▶ [TASK PROMPT] Copy the stretch of the listing from the line containing "Patent image size: (1402, 765)." through the line containing "The upper roller 51 is at (950, 290).", reproducing each line without change.

▶ [DATA TO PROCESS]
════
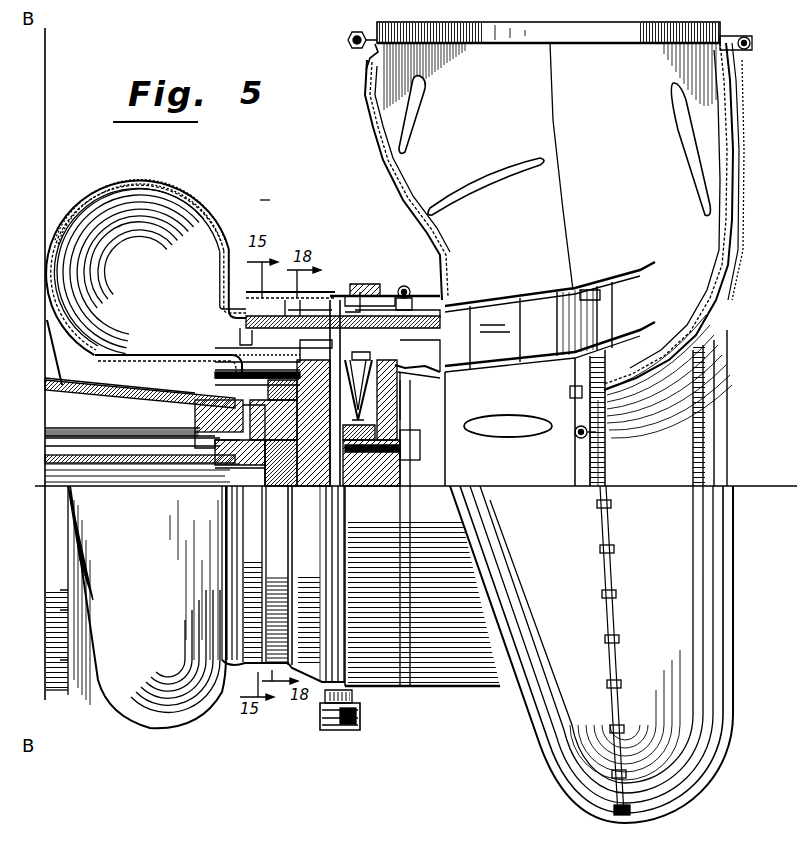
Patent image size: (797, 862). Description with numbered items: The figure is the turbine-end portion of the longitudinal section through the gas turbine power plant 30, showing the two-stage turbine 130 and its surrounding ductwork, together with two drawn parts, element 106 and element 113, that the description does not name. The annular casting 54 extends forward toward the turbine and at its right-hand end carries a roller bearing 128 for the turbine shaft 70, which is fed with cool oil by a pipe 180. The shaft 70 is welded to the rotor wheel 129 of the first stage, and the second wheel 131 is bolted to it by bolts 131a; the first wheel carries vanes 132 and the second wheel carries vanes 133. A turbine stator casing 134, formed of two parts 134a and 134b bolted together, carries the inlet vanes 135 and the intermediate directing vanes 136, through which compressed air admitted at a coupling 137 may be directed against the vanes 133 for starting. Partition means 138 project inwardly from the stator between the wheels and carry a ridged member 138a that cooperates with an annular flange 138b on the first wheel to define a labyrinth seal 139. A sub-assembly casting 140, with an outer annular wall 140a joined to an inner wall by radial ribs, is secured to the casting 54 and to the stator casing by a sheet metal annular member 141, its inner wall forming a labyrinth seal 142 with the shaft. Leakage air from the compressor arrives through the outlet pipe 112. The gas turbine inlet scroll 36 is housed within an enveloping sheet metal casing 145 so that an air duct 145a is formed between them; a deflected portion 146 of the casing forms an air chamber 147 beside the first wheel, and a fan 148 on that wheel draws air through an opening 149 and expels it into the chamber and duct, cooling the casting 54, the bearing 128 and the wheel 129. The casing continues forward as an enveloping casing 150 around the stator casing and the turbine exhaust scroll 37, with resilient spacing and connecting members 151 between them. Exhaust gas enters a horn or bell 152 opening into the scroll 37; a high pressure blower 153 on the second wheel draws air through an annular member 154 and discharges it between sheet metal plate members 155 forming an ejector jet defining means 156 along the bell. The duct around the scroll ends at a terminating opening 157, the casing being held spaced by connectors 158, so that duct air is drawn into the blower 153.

The gas turbine power plant 30 is at (268, 198).
The gas turbine inlet scroll 36 is at (203, 200).
The turbine exhaust scroll 37 is at (440, 236).
The annular casting 54 is at (95, 384).
The turbine shaft 70 is at (165, 470).
The bearing support 106 is at (289, 420).
The outlet pipe 112 is at (210, 360).
The spacer 113 is at (299, 394).
The roller bearing 128 is at (218, 470).
The rotor wheel of the first stage 129 is at (304, 490).
The turbine 130 is at (405, 348).
The second wheel of the second stage 131 is at (395, 485).
The bolts 131a is at (420, 450).
The vanes 132 is at (300, 306).
The vanes 133 is at (393, 398).
The turbine stator casing 134 is at (358, 290).
The stator casing part 134a is at (380, 252).
The stator casing part 134b is at (385, 262).
The inlet vanes 135 is at (232, 328).
The intermediate directing vanes 136 is at (375, 328).
The coupling 137 is at (370, 722).
The partition means 138 is at (375, 394).
The ridged member 138a is at (355, 350).
The annular flange 138b is at (350, 482).
The labyrinth seal 139 is at (374, 455).
The sub-assembly casting 140 is at (318, 393).
The outer annular wall 140a is at (315, 349).
The annular member 141 is at (257, 349).
The labyrinth seal 142 is at (240, 463).
The enveloping sheet metal casing 145 is at (163, 180).
The air duct 145a is at (110, 180).
The deflected portion 146 is at (215, 396).
The air chamber 147 is at (198, 412).
The fan 148 is at (282, 445).
The opening 149 is at (282, 490).
The enveloping casing 150 is at (408, 285).
The resilient spacing and connecting members 151 is at (726, 262).
The horn or bell 152 is at (592, 290).
The high pressure blower 153 is at (440, 418).
The annular member 154 is at (518, 476).
The sheet metal plate members 155 is at (398, 380).
The ejector jet defining means 156 is at (550, 325).
The terminating opening 157 is at (568, 397).
The connectors 158 is at (598, 434).
The pipe 180 is at (75, 445).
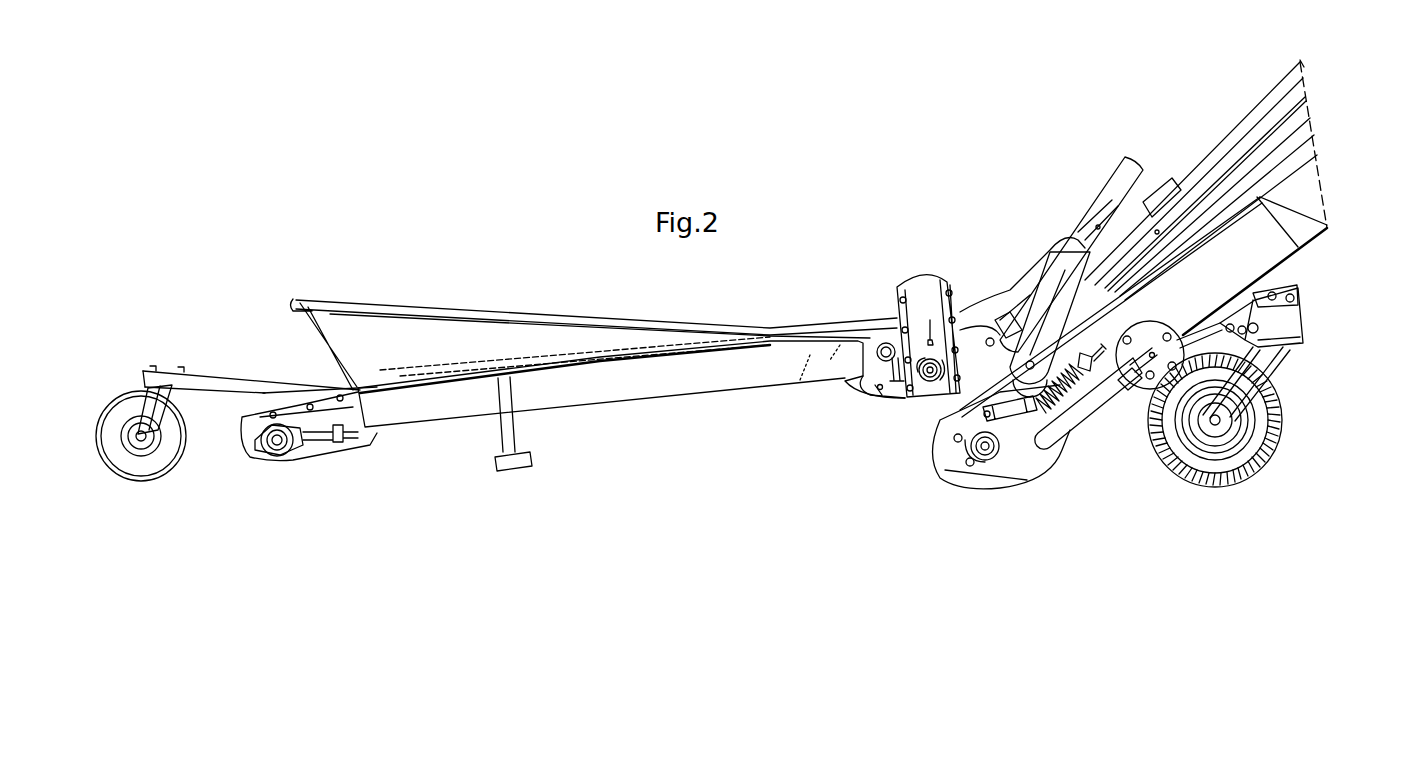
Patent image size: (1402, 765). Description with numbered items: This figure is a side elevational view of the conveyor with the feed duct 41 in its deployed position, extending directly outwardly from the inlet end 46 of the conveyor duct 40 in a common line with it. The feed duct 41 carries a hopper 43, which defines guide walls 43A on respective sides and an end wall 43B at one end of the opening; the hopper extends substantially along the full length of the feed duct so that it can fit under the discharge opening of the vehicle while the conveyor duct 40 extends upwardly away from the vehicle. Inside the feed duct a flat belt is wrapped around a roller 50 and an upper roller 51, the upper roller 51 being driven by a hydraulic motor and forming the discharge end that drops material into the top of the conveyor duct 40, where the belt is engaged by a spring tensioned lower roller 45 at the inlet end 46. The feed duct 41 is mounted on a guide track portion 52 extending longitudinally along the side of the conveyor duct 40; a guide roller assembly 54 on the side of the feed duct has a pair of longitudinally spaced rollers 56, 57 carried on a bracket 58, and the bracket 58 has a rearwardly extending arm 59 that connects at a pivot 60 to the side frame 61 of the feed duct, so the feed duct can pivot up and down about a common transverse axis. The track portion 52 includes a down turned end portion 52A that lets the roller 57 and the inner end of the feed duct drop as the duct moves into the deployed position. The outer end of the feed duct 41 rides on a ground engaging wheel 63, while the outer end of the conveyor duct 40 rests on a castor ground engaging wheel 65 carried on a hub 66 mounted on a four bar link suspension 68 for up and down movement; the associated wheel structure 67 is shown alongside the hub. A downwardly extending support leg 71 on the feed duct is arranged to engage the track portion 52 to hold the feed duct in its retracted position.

The conveyor duct 40 is at (1118, 132).
The feed duct 41 is at (792, 279).
The hopper 43 is at (398, 340).
The guide walls 43A is at (548, 335).
The end wall 43B is at (332, 330).
The spring tensioned lower roller 45 is at (945, 438).
The inlet end 46 is at (1053, 235).
The roller 50 is at (268, 420).
The upper roller 51 is at (950, 290).
The guide track portion 52 is at (920, 277).
The down turned end portion 52A is at (1023, 450).
The guide roller assembly 54 is at (1080, 288).
The roller 56 is at (1103, 207).
The roller 57 is at (1052, 326).
The bracket 58 is at (1050, 385).
The rearwardly extending arm 59 is at (973, 290).
The pivot 60 is at (876, 347).
The side frame 61 is at (651, 392).
The ground engaging wheel 63 is at (125, 413).
The ground engaging wheel 65 is at (1312, 383).
The hub 66 is at (1287, 323).
The wheel fork 67 is at (1280, 360).
The four bar link suspension 68 is at (1270, 290).
The support legs 71 is at (514, 427).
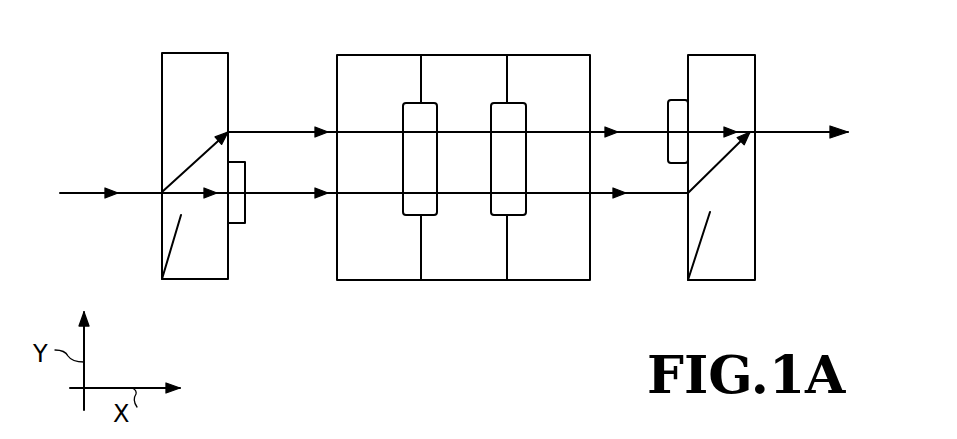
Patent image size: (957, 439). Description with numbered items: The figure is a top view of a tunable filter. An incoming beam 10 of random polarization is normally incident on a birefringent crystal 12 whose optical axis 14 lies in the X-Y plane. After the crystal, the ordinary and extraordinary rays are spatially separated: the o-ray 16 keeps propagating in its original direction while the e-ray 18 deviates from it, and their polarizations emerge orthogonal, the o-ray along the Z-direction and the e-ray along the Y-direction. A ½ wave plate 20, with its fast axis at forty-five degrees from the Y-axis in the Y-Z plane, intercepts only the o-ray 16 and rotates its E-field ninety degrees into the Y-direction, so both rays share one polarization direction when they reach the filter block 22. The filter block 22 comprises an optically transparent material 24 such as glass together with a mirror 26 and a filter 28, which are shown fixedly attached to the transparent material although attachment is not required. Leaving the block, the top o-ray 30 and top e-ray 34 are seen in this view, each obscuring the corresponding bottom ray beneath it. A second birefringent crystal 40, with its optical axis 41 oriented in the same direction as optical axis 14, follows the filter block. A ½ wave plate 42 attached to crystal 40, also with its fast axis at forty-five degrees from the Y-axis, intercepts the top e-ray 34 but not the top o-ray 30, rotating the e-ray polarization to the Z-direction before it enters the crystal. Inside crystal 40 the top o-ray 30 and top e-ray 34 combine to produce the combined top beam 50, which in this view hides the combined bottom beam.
════
▶ [WRITTEN RESPONSE]
Patent image size: (1402, 765). Description with numbered items: This figure is a side elevational view of the conveyor with the feed duct 41 in its deployed position, extending directly outwardly from the inlet end 46 of the conveyor duct 40 in a common line with it. The feed duct 41 carries a hopper 43, which defines guide walls 43A on respective sides and an end wall 43B at one end of the opening; the hopper extends substantially along the full length of the feed duct so that it can fit under the discharge opening of the vehicle while the conveyor duct 40 extends upwardly away from the vehicle. Inside the feed duct a flat belt is wrapped around a roller 50 and an upper roller 51, the upper roller 51 being driven by a hydraulic motor and forming the discharge end that drops material into the top of the conveyor duct 40, where the belt is engaged by a spring tensioned lower roller 45 at the inlet end 46. The feed duct 41 is mounted on a guide track portion 52 extending longitudinally along the side of the conveyor duct 40; a guide roller assembly 54 on the side of the feed duct has a pair of longitudinally spaced rollers 56, 57 carried on a bracket 58, and the bracket 58 has a rearwardly extending arm 59 that connects at a pivot 60 to the side frame 61 of the feed duct, so the feed duct can pivot up and down about a common transverse axis. The track portion 52 includes a down turned end portion 52A that lets the roller 57 and the inner end of the feed duct drop as the duct moves into the deployed position. The outer end of the feed duct 41 rides on a ground engaging wheel 63, while the outer end of the conveyor duct 40 rests on a castor ground engaging wheel 65 carried on a hub 66 mounted on a four bar link suspension 68 for up and down movement; the associated wheel structure 67 is shown alongside the hub. A downwardly extending support leg 71 on the feed duct is arranged to engage the track portion 52 to hold the feed duct in its retracted position.

The conveyor duct 40 is at (1118, 132).
The feed duct 41 is at (792, 279).
The hopper 43 is at (398, 340).
The guide walls 43A is at (548, 335).
The end wall 43B is at (332, 330).
The spring tensioned lower roller 45 is at (945, 438).
The inlet end 46 is at (1053, 235).
The roller 50 is at (268, 420).
The upper roller 51 is at (950, 290).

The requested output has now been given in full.